- **Given exercise**
Retype the records below without changing anything, and leave out the pictures.

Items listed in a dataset
○ ○ ○ ○
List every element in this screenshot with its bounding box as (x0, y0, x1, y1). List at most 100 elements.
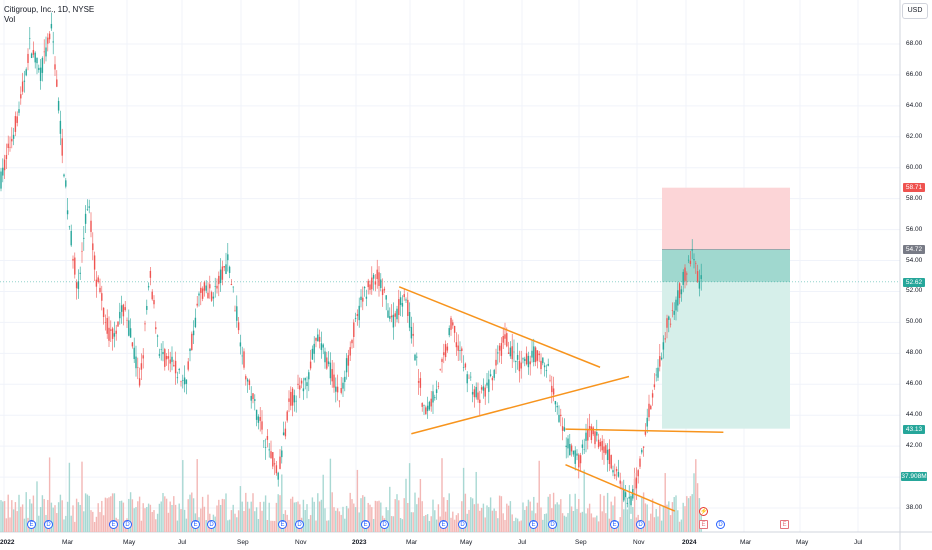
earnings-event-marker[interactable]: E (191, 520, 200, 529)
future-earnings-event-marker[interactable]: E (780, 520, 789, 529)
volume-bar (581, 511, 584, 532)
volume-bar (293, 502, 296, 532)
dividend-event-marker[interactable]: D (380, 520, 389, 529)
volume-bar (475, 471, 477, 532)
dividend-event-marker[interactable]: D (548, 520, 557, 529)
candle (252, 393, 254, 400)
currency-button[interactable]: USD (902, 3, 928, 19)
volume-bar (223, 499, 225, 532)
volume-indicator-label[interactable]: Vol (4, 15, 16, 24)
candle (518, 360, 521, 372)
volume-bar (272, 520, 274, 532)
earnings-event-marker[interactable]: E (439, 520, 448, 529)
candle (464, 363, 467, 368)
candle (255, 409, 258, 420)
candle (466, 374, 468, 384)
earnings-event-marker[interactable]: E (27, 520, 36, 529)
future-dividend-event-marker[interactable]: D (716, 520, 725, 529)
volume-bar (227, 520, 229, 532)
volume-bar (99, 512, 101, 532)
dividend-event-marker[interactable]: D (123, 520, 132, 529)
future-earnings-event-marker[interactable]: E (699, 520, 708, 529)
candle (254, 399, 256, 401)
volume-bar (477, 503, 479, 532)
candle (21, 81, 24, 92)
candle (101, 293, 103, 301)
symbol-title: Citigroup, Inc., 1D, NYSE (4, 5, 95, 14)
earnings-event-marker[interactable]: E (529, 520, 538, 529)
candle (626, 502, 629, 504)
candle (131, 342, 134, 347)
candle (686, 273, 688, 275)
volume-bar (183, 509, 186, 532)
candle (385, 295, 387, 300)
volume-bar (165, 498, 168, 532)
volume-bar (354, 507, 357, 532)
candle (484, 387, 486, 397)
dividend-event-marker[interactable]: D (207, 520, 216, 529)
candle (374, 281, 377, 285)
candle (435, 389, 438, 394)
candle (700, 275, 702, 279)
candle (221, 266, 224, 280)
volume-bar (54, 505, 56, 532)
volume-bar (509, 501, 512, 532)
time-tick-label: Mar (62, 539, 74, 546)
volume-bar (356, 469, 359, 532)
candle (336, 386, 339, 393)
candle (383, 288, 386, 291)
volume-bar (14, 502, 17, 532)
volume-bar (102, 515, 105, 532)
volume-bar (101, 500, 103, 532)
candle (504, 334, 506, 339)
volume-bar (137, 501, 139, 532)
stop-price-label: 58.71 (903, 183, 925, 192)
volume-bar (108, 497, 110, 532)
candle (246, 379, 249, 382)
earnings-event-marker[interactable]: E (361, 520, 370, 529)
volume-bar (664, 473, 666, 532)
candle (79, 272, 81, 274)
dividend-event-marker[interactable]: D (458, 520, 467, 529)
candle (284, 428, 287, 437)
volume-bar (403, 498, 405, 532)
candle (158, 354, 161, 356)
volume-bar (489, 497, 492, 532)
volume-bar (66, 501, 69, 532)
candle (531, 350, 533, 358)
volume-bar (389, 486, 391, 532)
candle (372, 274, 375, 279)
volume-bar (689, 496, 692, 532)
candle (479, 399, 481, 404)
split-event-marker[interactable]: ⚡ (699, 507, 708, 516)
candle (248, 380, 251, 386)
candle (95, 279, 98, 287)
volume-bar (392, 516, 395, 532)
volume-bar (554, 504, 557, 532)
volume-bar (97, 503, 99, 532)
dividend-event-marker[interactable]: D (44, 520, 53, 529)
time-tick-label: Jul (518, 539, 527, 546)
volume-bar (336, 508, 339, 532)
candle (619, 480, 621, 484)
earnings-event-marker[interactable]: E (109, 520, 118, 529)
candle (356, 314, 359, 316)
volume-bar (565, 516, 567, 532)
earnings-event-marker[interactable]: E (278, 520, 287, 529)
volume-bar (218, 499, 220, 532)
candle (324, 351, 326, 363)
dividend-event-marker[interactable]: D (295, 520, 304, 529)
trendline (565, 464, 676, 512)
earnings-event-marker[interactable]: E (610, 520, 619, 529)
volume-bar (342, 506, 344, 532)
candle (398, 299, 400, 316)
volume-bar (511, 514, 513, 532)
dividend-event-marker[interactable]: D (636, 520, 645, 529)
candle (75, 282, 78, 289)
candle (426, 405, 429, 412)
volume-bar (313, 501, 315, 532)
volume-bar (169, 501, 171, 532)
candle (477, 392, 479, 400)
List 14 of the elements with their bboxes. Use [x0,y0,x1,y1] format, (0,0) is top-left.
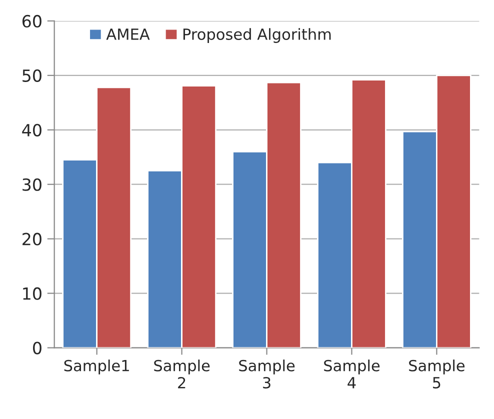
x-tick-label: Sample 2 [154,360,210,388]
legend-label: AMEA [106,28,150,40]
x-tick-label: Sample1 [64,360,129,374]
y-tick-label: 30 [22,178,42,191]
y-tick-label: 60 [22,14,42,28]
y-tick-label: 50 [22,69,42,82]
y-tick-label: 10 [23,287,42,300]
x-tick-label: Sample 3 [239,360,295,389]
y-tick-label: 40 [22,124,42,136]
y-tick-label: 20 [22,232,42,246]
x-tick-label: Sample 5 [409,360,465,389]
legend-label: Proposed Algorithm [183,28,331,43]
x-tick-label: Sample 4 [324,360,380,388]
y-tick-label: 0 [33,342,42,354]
○ ○ ○ ○
- **Output for this exercise**
List every element in this screenshot with its bounding box as (x0, y0, x1, y1). List at most 100 elements.
earnings-event-marker[interactable]: E (191, 520, 200, 529)
future-earnings-event-marker[interactable]: E (780, 520, 789, 529)
volume-bar (581, 511, 584, 532)
volume-bar (293, 502, 296, 532)
dividend-event-marker[interactable]: D (380, 520, 389, 529)
volume-bar (475, 471, 477, 532)
dividend-event-marker[interactable]: D (548, 520, 557, 529)
candle (252, 393, 254, 400)
currency-button[interactable]: USD (902, 3, 928, 19)
volume-bar (223, 499, 225, 532)
volume-indicator-label[interactable]: Vol (4, 15, 16, 24)
candle (518, 360, 521, 372)
volume-bar (272, 520, 274, 532)
earnings-event-marker[interactable]: E (439, 520, 448, 529)
candle (464, 363, 467, 368)
candle (255, 409, 258, 420)
candle (466, 374, 468, 384)
earnings-event-marker[interactable]: E (27, 520, 36, 529)
future-dividend-event-marker[interactable]: D (716, 520, 725, 529)
volume-bar (227, 520, 229, 532)
volume-bar (99, 512, 101, 532)
dividend-event-marker[interactable]: D (123, 520, 132, 529)
future-earnings-event-marker[interactable]: E (699, 520, 708, 529)
candle (254, 399, 256, 401)
volume-bar (477, 503, 479, 532)
candle (21, 81, 24, 92)
candle (101, 293, 103, 301)
symbol-title: Citigroup, Inc., 1D, NYSE (4, 5, 95, 14)
earnings-event-marker[interactable]: E (529, 520, 538, 529)
candle (626, 502, 629, 504)
candle (131, 342, 134, 347)
candle (686, 273, 688, 275)
volume-bar (183, 509, 186, 532)
candle (385, 295, 387, 300)
volume-bar (165, 498, 168, 532)
volume-bar (354, 507, 357, 532)
candle (484, 387, 486, 397)
dividend-event-marker[interactable]: D (207, 520, 216, 529)
candle (374, 281, 377, 285)
candle (435, 389, 438, 394)
candle (700, 275, 702, 279)
candle (221, 266, 224, 280)
volume-bar (54, 505, 56, 532)
volume-bar (509, 501, 512, 532)
time-tick-label: Mar (62, 539, 74, 546)
volume-bar (356, 469, 359, 532)
candle (336, 386, 339, 393)
candle (383, 288, 386, 291)
volume-bar (14, 502, 17, 532)
volume-bar (102, 515, 105, 532)
volume-bar (101, 500, 103, 532)
candle (504, 334, 506, 339)
volume-bar (137, 501, 139, 532)
stop-price-label: 58.71 (903, 183, 925, 192)
volume-bar (108, 497, 110, 532)
candle (246, 379, 249, 382)
earnings-event-marker[interactable]: E (361, 520, 370, 529)
volume-bar (664, 473, 666, 532)
candle (79, 272, 81, 274)
dividend-event-marker[interactable]: D (458, 520, 467, 529)
candle (284, 428, 287, 437)
volume-bar (403, 498, 405, 532)
candle (158, 354, 161, 356)
volume-bar (489, 497, 492, 532)
volume-bar (66, 501, 69, 532)
candle (531, 350, 533, 358)
volume-bar (389, 486, 391, 532)
candle (372, 274, 375, 279)
volume-bar (689, 496, 692, 532)
candle (479, 399, 481, 404)
split-event-marker[interactable]: ⚡ (699, 507, 708, 516)
candle (248, 380, 251, 386)
candle (95, 279, 98, 287)
volume-bar (392, 516, 395, 532)
volume-bar (554, 504, 557, 532)
volume-bar (97, 503, 99, 532)
dividend-event-marker[interactable]: D (44, 520, 53, 529)
time-tick-label: Jul (518, 539, 527, 546)
volume-bar (336, 508, 339, 532)
candle (619, 480, 621, 484)
earnings-event-marker[interactable]: E (109, 520, 118, 529)
candle (356, 314, 359, 316)
volume-bar (565, 516, 567, 532)
earnings-event-marker[interactable]: E (278, 520, 287, 529)
volume-bar (218, 499, 220, 532)
candle (324, 351, 326, 363)
dividend-event-marker[interactable]: D (295, 520, 304, 529)
trendline (565, 464, 676, 512)
earnings-event-marker[interactable]: E (610, 520, 619, 529)
volume-bar (342, 506, 344, 532)
candle (398, 299, 400, 316)
volume-bar (511, 514, 513, 532)
dividend-event-marker[interactable]: D (636, 520, 645, 529)
candle (75, 282, 78, 289)
candle (426, 405, 429, 412)
volume-bar (313, 501, 315, 532)
volume-bar (169, 501, 171, 532)
candle (477, 392, 479, 400)
List 14 of the elements with their bboxes. Use [x0,y0,x1,y1] format, (0,0) is top-left.
x-tick-label: Sample 2 [154,360,210,388]
legend-label: AMEA [106,28,150,40]
x-tick-label: Sample1 [64,360,129,374]
y-tick-label: 30 [22,178,42,191]
y-tick-label: 60 [22,14,42,28]
y-tick-label: 50 [22,69,42,82]
y-tick-label: 10 [23,287,42,300]
x-tick-label: Sample 3 [239,360,295,389]
y-tick-label: 40 [22,124,42,136]
y-tick-label: 20 [22,232,42,246]
x-tick-label: Sample 5 [409,360,465,389]
legend-label: Proposed Algorithm [183,28,331,43]
x-tick-label: Sample 4 [324,360,380,388]
y-tick-label: 0 [33,342,42,354]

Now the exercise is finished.